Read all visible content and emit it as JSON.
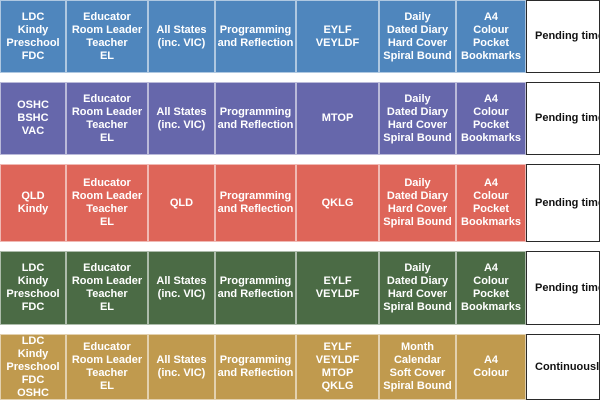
{
  "rows": [
    {
      "color": "#4F86BD",
      "cells": [
        "LDC\nKindy\nPreschool\nFDC",
        "Educator\nRoom Leader\nTeacher\nEL",
        "All States\n(inc. VIC)",
        "Programming\nand Reflection",
        "EYLF\nVEYLDF",
        "Daily\nDated Diary\nHard Cover\nSpiral Bound",
        "A4\nColour\nPocket\nBookmarks",
        "Pending time\nthe year, only\ncover reprinted"
      ]
    },
    {
      "color": "#6667AB",
      "cells": [
        "OSHC\nBSHC\nVAC",
        "Educator\nRoom Leader\nTeacher\nEL",
        "All States\n(inc. VIC)",
        "Programming\nand Reflection",
        "MTOP",
        "Daily\nDated Diary\nHard Cover\nSpiral Bound",
        "A4\nColour\nPocket\nBookmarks",
        "Pending time\nthe year"
      ]
    },
    {
      "color": "#DE6559",
      "cells": [
        "QLD\nKindy",
        "Educator\nRoom Leader\nTeacher\nEL",
        "QLD",
        "Programming\nand Reflection",
        "QKLG",
        "Daily\nDated Diary\nHard Cover\nSpiral Bound",
        "A4\nColour\nPocket\nBookmarks",
        "Pending time\nthe year"
      ]
    },
    {
      "color": "#4B6B45",
      "cells": [
        "LDC\nKindy\nPreschool\nFDC",
        "Educator\nRoom Leader\nTeacher\nEL",
        "All States\n(inc. VIC)",
        "Programming\nand Reflection",
        "EYLF\nVEYLDF",
        "Daily\nDated Diary\nHard Cover\nSpiral Bound",
        "A4\nColour\nPocket\nBookmarks",
        "Pending time\nthe year"
      ]
    },
    {
      "color": "#C09A4E",
      "cells": [
        "LDC\nKindy\nPreschool\nFDC\nOSHC",
        "Educator\nRoom Leader\nTeacher\nEL",
        "All States\n(inc. VIC)",
        "Programming\nand Reflection",
        "EYLF\nVEYLDF\nMTOP\nQKLG",
        "Month\nCalendar\nSoft Cover\nSpiral Bound",
        "A4\nColour",
        "Continuously\nreprinted, ema\nfor restock\ndates"
      ]
    }
  ]
}
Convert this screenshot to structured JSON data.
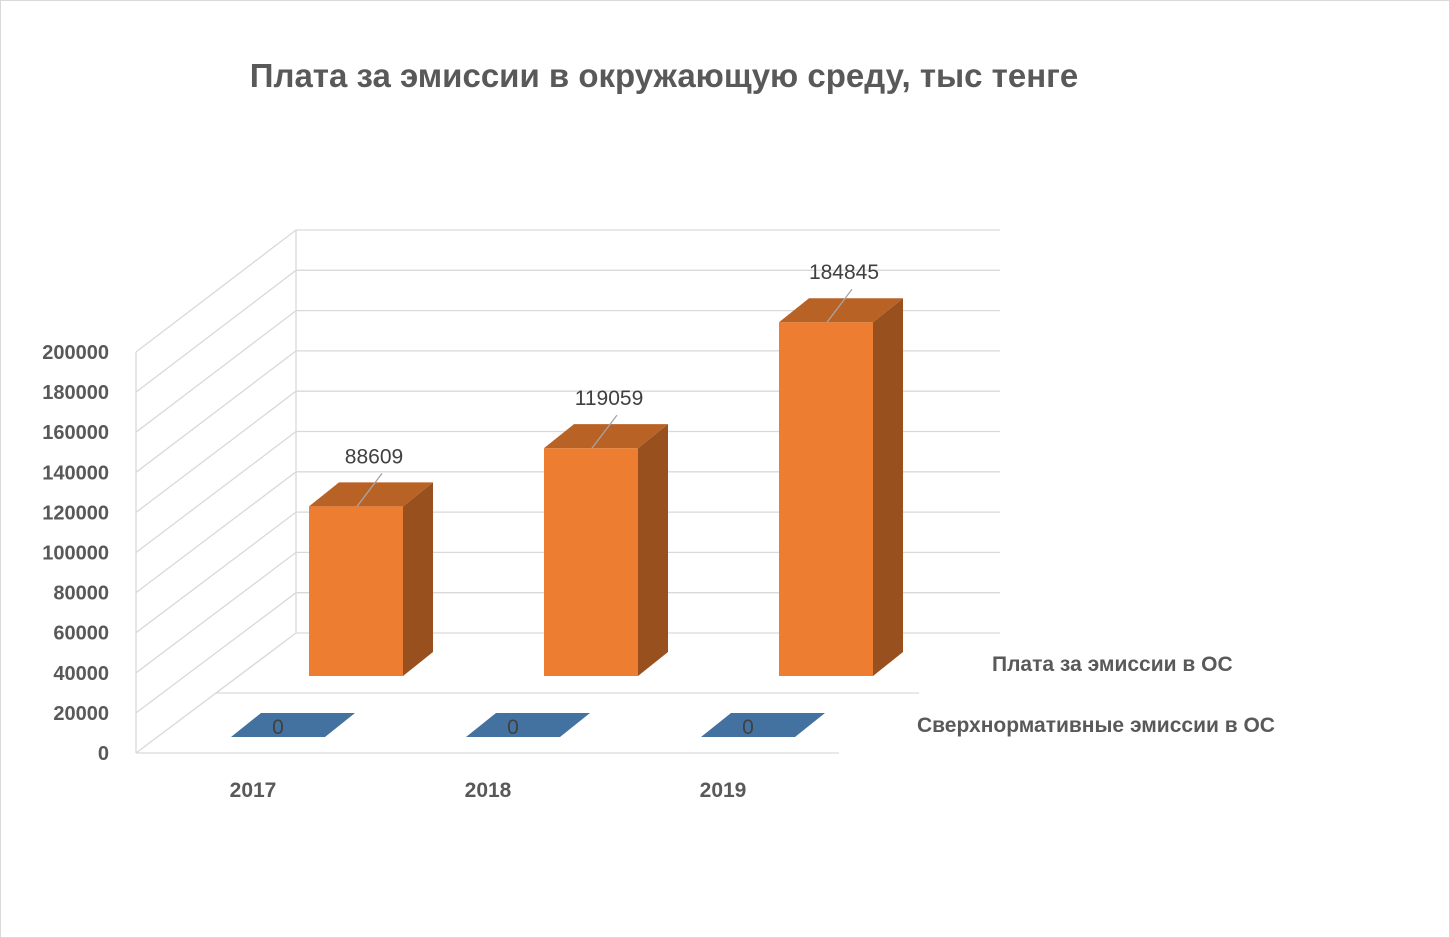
{
  "chart_data": {
    "type": "bar",
    "title": "Плата за эмиссии в окружающую среду, тыс тенге",
    "categories": [
      "2017",
      "2018",
      "2019"
    ],
    "series": [
      {
        "name": "Сверхнормативные эмиссии в ОС",
        "values": [
          0,
          0,
          0
        ],
        "data_labels": [
          "0",
          "0",
          "0"
        ],
        "color": "#4472a0"
      },
      {
        "name": "Плата за эмиссии в ОС",
        "values": [
          88609,
          119059,
          184845
        ],
        "data_labels": [
          "88609",
          "119059",
          "184845"
        ],
        "color": "#ed7d31"
      }
    ],
    "yticks": [
      "0",
      "20000",
      "40000",
      "60000",
      "80000",
      "100000",
      "120000",
      "140000",
      "160000",
      "180000",
      "200000"
    ],
    "ylim": [
      0,
      200000
    ],
    "style": "3d-column",
    "grid": true
  }
}
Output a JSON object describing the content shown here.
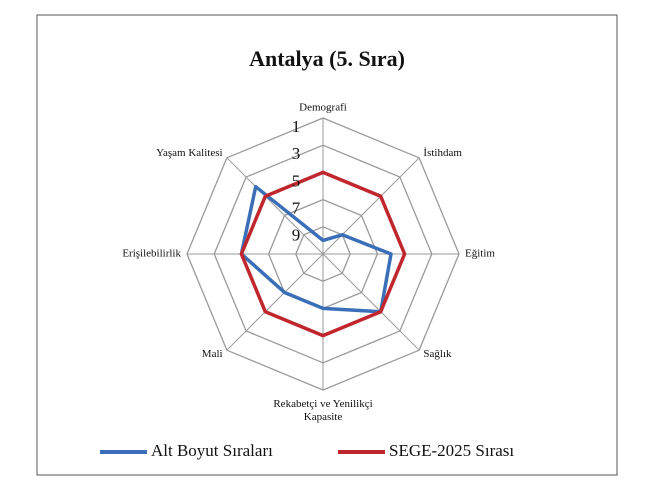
{
  "chart_data": {
    "type": "radar",
    "title": "Antalya (5. Sıra)",
    "categories": [
      "Demografi",
      "İstihdam",
      "Eğitim",
      "Sağlık",
      "Rekabetçi ve Yenilikçi\nKapasite",
      "Mali",
      "Erişilebilirlik",
      "Yaşam Kalitesi"
    ],
    "rlim": [
      11,
      1
    ],
    "rticks": [
      1,
      3,
      5,
      7,
      9
    ],
    "grid": true,
    "legend": "bottom",
    "series": [
      {
        "name": "Alt Boyut Sıraları",
        "color": "#3a6fb8",
        "values": [
          10,
          9,
          6,
          5,
          7,
          7,
          5,
          4
        ]
      },
      {
        "name": "SEGE-2025 Sırası",
        "color": "#c0262d",
        "values": [
          5,
          5,
          5,
          5,
          5,
          5,
          5,
          5
        ]
      }
    ]
  }
}
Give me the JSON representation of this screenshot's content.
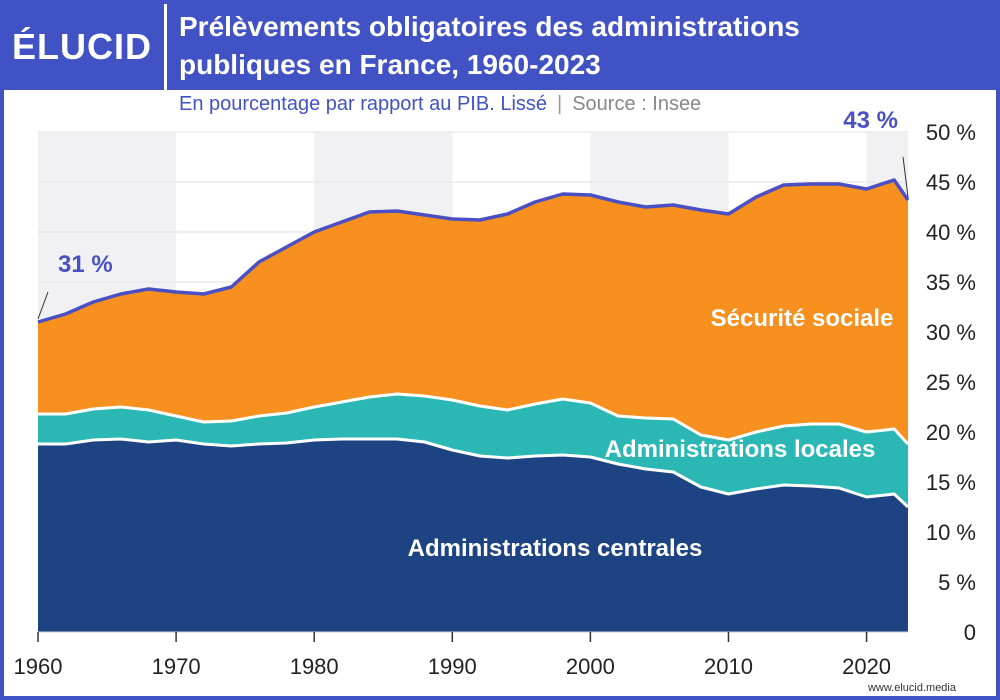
{
  "logo": "ÉLUCID",
  "footer": "www.elucid.media",
  "chart_data": {
    "type": "stacked_area",
    "title": "Prélèvements obligatoires des administrations publiques en France, 1960-2023",
    "subtitle": "En pourcentage par rapport au PIB. Lissé",
    "subtitle_separator": "|",
    "source": "Source : Insee",
    "x": [
      1960,
      1962,
      1964,
      1966,
      1968,
      1970,
      1972,
      1974,
      1976,
      1978,
      1980,
      1982,
      1984,
      1986,
      1988,
      1990,
      1992,
      1994,
      1996,
      1998,
      2000,
      2002,
      2004,
      2006,
      2008,
      2010,
      2012,
      2014,
      2016,
      2018,
      2020,
      2022,
      2023
    ],
    "xlim": [
      1960,
      2023
    ],
    "xticks": [
      1960,
      1970,
      1980,
      1990,
      2000,
      2010,
      2020
    ],
    "ylim": [
      0,
      50
    ],
    "yticks": [
      {
        "value": 0,
        "label": "0"
      },
      {
        "value": 5,
        "label": "5 %"
      },
      {
        "value": 10,
        "label": "10 %"
      },
      {
        "value": 15,
        "label": "15 %"
      },
      {
        "value": 20,
        "label": "20 %"
      },
      {
        "value": 25,
        "label": "25 %"
      },
      {
        "value": 30,
        "label": "30 %"
      },
      {
        "value": 35,
        "label": "35 %"
      },
      {
        "value": 40,
        "label": "40 %"
      },
      {
        "value": 45,
        "label": "45 %"
      },
      {
        "value": 50,
        "label": "50 %"
      }
    ],
    "grid": true,
    "series": [
      {
        "name": "Administrations centrales",
        "color": "#1d4382",
        "values": [
          18.8,
          18.8,
          19.2,
          19.3,
          19.0,
          19.2,
          18.8,
          18.6,
          18.8,
          18.9,
          19.2,
          19.3,
          19.3,
          19.3,
          19.0,
          18.2,
          17.6,
          17.4,
          17.6,
          17.7,
          17.5,
          16.8,
          16.3,
          16.0,
          14.5,
          13.8,
          14.3,
          14.7,
          14.6,
          14.4,
          13.5,
          13.8,
          12.5
        ]
      },
      {
        "name": "Administrations locales",
        "color": "#2bb8b4",
        "values": [
          3.0,
          3.0,
          3.1,
          3.2,
          3.2,
          2.4,
          2.2,
          2.5,
          2.8,
          3.0,
          3.3,
          3.7,
          4.2,
          4.5,
          4.6,
          5.0,
          5.0,
          4.8,
          5.2,
          5.6,
          5.4,
          4.8,
          5.1,
          5.3,
          5.2,
          5.4,
          5.7,
          5.9,
          6.2,
          6.4,
          6.5,
          6.5,
          6.3
        ]
      },
      {
        "name": "Sécurité sociale",
        "color": "#f7901f",
        "values": [
          9.2,
          10.0,
          10.7,
          11.3,
          12.1,
          12.4,
          12.8,
          13.4,
          15.4,
          16.6,
          17.5,
          18.0,
          18.5,
          18.3,
          18.1,
          18.1,
          18.6,
          19.6,
          20.2,
          20.5,
          20.8,
          21.4,
          21.1,
          21.4,
          22.5,
          22.6,
          23.5,
          24.1,
          24.0,
          24.0,
          24.3,
          24.9,
          24.4
        ]
      }
    ],
    "annotations": [
      {
        "text": "31 %",
        "x": 1960,
        "y": 31
      },
      {
        "text": "43 %",
        "x": 2023,
        "y": 43.2
      }
    ]
  }
}
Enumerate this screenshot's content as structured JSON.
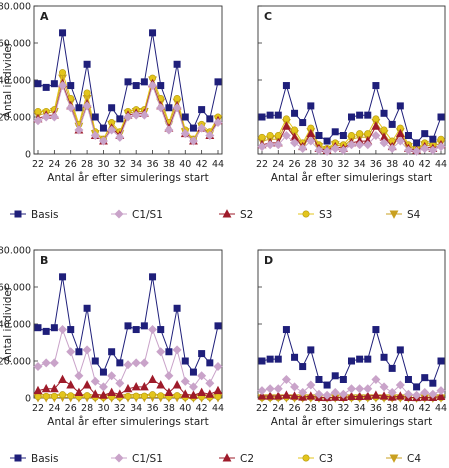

:::::

- What you will do
Go through the listing above and locate each line that holds the word "Плата". Copy those lines.

- Exercise result
    "title": "Плата за эмиссии в окружающую среду, тыс тенге",
        "name": "Плата за эмиссии в ОС",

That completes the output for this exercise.